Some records
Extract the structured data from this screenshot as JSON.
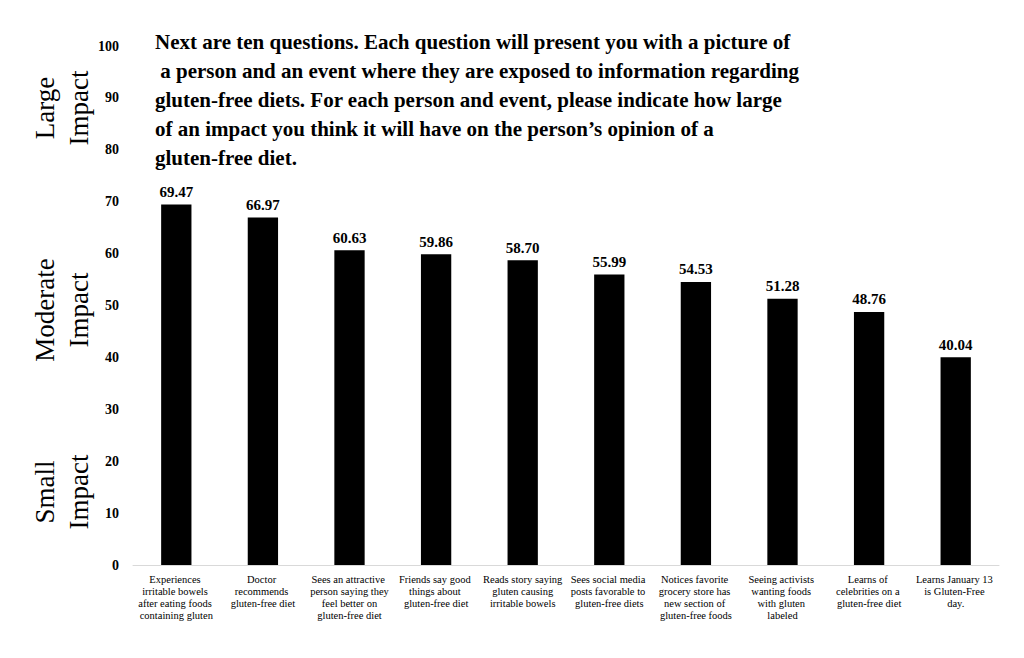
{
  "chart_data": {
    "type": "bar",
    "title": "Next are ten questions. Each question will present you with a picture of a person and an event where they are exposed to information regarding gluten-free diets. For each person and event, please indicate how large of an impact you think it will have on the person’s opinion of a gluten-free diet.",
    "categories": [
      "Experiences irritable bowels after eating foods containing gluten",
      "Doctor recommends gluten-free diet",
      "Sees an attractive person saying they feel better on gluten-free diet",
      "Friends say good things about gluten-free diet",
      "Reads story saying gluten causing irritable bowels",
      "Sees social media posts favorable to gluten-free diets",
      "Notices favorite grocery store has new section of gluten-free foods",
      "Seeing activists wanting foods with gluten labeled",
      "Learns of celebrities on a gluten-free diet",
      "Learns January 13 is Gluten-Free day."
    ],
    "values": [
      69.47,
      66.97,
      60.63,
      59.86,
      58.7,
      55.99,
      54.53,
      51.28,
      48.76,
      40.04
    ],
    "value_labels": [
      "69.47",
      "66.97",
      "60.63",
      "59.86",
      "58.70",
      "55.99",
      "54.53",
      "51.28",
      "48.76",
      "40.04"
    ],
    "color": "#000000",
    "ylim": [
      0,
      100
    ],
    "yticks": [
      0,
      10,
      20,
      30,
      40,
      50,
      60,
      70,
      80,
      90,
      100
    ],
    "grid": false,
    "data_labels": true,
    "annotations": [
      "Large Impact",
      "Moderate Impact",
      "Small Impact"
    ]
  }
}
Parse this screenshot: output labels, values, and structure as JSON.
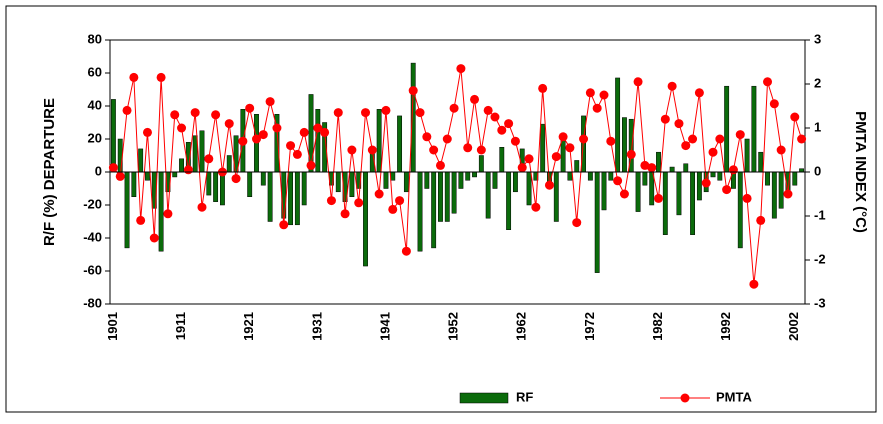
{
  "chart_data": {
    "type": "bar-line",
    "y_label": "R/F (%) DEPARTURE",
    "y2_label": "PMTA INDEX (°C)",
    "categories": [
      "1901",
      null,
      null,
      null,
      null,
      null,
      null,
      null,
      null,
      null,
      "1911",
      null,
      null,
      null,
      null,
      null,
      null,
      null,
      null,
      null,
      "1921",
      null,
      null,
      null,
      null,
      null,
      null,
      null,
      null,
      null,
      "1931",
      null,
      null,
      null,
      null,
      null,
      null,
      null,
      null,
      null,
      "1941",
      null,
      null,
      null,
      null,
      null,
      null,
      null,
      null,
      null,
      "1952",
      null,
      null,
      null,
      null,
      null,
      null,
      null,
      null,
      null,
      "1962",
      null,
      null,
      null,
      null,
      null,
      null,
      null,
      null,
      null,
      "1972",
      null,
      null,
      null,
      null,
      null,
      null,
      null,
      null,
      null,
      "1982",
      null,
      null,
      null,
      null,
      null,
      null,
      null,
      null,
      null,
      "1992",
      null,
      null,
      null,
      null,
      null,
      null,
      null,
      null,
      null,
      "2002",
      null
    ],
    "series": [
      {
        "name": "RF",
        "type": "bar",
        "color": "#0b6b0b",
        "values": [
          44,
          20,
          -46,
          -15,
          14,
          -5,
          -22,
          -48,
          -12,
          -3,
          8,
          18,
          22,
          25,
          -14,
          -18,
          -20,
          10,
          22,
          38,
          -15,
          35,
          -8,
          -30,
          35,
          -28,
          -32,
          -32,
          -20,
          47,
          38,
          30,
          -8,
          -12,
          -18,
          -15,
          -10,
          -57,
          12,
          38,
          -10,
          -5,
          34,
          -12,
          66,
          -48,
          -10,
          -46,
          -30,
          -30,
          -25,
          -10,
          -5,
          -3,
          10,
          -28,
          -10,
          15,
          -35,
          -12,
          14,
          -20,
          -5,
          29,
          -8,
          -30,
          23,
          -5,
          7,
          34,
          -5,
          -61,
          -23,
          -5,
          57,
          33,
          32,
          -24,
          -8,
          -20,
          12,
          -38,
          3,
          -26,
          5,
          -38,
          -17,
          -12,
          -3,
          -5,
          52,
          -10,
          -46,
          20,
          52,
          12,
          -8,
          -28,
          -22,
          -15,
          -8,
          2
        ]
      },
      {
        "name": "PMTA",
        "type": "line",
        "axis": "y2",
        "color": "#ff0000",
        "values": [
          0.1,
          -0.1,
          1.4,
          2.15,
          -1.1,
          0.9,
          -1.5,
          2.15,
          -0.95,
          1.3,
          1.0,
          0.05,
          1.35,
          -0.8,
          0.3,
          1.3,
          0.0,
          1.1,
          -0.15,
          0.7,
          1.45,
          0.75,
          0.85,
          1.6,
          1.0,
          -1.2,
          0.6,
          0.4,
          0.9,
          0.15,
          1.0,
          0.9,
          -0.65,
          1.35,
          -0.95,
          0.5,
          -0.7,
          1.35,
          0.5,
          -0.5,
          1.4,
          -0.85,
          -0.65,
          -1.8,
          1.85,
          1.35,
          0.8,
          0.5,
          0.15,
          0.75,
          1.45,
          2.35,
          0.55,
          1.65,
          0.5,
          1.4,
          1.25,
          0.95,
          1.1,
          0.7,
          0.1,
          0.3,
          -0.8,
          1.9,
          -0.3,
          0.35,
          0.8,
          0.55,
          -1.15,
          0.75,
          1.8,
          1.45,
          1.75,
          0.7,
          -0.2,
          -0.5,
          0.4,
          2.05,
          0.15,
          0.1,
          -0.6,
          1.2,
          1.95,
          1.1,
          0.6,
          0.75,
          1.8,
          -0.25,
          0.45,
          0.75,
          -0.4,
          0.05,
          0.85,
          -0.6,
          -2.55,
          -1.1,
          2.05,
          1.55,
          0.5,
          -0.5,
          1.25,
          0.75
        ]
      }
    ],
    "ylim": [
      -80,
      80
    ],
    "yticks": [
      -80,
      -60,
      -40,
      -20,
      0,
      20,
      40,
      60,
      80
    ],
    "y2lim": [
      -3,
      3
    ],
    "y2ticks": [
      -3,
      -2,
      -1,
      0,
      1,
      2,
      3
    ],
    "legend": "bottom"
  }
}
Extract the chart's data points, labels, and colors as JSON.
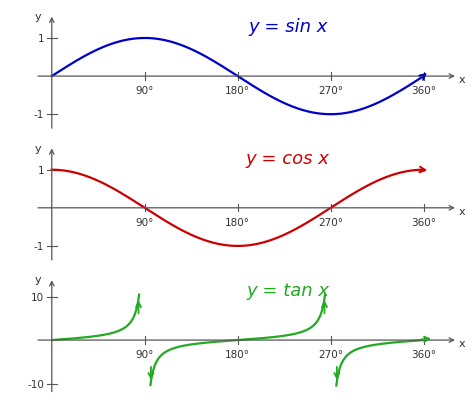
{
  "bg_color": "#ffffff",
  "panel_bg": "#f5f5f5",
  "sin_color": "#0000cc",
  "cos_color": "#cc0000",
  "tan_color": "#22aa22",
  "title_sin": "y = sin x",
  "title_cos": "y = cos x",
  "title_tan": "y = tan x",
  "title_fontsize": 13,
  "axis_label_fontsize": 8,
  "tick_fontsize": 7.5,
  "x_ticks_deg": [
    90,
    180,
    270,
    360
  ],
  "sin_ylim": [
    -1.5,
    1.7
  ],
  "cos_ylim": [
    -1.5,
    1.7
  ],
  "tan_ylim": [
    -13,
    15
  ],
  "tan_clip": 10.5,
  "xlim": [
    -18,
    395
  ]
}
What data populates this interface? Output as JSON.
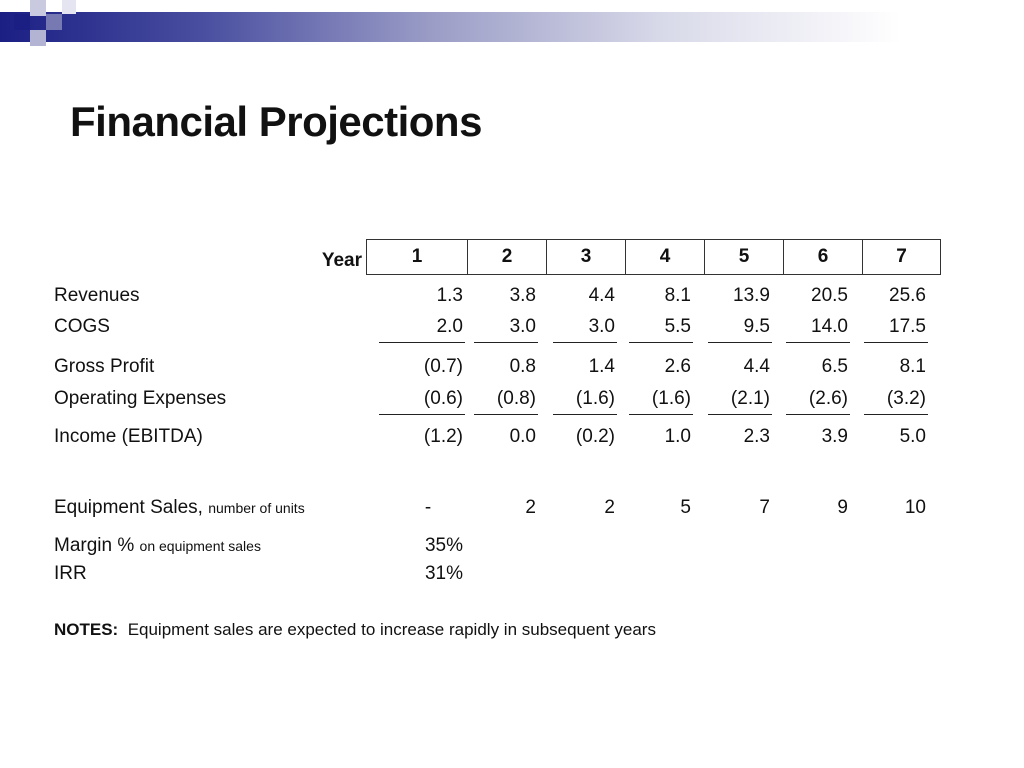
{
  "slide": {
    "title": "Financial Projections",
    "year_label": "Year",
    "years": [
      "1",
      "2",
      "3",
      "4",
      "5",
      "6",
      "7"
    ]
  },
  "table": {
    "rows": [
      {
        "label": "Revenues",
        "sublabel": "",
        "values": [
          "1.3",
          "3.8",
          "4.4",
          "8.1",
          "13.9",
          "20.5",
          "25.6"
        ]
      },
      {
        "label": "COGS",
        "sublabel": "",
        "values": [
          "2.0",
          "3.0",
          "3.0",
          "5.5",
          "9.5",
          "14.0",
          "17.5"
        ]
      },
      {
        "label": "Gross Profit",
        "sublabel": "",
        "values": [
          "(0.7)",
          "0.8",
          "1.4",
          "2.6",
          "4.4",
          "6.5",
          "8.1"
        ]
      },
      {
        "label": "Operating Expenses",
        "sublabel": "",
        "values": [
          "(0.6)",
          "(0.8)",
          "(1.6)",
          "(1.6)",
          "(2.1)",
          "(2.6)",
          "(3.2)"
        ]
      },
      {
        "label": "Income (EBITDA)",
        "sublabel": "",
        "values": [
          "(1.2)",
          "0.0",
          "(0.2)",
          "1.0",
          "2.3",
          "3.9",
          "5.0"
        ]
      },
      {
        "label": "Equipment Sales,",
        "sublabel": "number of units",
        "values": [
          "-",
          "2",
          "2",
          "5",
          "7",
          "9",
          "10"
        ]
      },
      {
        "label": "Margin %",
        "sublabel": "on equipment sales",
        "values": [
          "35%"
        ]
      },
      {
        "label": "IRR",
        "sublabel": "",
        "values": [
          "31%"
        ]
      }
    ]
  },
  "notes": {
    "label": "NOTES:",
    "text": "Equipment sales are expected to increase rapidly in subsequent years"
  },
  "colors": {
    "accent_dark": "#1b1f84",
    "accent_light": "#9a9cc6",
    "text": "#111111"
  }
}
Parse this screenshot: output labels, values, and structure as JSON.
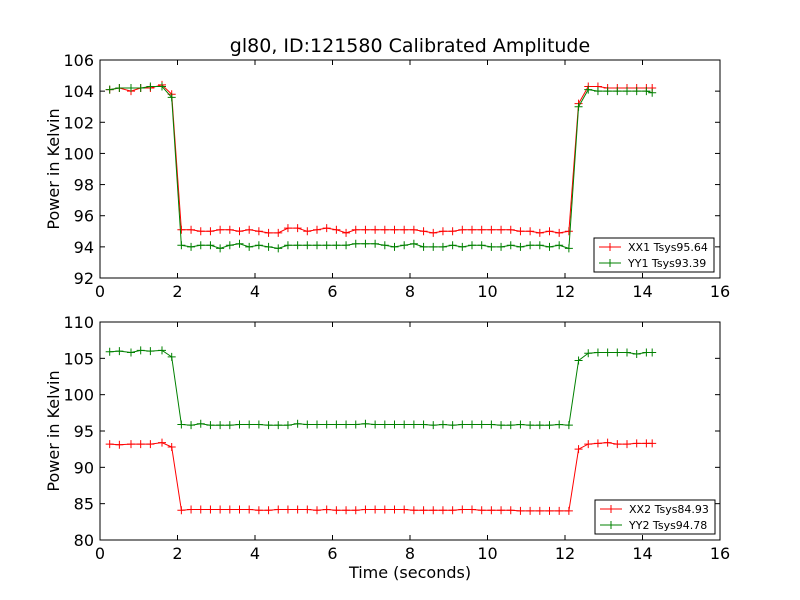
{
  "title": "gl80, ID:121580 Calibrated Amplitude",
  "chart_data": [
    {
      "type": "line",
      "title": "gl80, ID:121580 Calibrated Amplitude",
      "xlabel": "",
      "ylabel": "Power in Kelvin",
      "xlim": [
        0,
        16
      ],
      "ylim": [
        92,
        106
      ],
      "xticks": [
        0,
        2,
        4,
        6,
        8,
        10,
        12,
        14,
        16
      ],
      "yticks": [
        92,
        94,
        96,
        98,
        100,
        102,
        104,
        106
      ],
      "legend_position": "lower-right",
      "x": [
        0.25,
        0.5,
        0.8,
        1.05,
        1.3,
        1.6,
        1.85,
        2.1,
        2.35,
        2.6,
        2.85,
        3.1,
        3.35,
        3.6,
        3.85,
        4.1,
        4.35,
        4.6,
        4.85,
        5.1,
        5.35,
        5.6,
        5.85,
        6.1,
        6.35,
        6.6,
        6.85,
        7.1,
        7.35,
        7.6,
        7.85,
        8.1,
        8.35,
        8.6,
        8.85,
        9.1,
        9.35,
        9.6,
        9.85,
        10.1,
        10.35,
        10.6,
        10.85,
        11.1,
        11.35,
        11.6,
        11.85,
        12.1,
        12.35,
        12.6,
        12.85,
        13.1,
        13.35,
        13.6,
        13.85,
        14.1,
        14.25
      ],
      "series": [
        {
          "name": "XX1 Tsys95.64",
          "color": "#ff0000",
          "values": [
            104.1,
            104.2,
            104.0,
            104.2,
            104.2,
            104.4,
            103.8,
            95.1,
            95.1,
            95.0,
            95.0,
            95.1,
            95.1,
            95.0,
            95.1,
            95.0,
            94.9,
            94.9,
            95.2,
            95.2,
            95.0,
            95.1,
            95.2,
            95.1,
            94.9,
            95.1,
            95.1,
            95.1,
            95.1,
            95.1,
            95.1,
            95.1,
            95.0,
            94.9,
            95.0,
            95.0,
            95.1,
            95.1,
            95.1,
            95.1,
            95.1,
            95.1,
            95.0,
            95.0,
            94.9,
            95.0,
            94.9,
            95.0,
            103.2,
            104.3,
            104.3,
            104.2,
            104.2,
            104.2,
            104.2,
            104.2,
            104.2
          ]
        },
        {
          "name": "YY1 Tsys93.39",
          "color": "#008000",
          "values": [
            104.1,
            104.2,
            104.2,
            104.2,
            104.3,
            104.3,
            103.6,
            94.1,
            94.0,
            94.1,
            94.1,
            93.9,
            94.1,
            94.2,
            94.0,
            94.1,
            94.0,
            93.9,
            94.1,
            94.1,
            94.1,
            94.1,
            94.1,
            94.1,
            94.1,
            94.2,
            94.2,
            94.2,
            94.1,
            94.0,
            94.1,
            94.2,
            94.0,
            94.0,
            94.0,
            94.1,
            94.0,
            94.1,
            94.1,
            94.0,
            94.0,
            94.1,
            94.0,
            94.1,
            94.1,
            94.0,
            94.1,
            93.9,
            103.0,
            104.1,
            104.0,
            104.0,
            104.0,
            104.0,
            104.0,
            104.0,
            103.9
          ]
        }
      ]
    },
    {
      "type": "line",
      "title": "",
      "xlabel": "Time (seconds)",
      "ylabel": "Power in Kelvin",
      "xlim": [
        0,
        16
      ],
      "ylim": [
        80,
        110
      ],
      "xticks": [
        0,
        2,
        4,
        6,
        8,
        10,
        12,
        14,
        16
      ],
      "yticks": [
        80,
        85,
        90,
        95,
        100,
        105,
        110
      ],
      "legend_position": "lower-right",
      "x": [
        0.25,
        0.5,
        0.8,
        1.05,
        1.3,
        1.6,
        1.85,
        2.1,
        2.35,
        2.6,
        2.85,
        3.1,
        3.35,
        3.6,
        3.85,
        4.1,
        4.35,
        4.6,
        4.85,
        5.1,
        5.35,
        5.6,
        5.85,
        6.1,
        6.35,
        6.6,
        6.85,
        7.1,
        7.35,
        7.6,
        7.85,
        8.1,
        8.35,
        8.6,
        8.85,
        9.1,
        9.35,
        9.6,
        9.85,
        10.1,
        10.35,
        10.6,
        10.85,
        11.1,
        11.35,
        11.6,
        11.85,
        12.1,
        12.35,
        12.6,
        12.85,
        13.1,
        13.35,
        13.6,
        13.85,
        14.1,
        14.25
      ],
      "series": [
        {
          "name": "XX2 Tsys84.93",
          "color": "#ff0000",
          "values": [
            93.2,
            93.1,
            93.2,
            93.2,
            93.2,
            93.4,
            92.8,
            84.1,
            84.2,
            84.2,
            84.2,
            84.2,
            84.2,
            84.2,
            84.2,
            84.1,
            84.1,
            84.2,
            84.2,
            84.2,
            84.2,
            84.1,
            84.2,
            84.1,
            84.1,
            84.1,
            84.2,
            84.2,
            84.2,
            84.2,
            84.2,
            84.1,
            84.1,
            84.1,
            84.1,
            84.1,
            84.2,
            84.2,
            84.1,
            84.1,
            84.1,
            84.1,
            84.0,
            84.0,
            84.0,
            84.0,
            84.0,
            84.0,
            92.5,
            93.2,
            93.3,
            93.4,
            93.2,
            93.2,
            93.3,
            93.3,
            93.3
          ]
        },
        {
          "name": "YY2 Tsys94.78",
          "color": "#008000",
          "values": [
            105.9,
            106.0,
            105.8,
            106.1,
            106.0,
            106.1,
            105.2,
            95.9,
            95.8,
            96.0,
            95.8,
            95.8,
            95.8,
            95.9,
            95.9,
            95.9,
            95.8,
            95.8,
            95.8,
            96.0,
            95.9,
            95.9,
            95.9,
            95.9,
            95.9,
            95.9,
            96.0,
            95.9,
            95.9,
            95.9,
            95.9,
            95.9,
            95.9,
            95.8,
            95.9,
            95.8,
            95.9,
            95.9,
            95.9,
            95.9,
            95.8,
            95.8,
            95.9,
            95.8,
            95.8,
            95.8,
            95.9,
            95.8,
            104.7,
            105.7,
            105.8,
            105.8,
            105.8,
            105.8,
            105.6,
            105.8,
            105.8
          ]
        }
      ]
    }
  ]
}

_Task directions_: Take every line from the data above that holds "JSON" and copy it out.

_Solution below_:
Extract the structured data from this screenshot as JSON.
Parse this screenshot: output labels, values, and structure as JSON.
Extract the chart's data points, labels, and colors as JSON.
What data populates this interface? Output as JSON.
Parse this screenshot: output labels, values, and structure as JSON.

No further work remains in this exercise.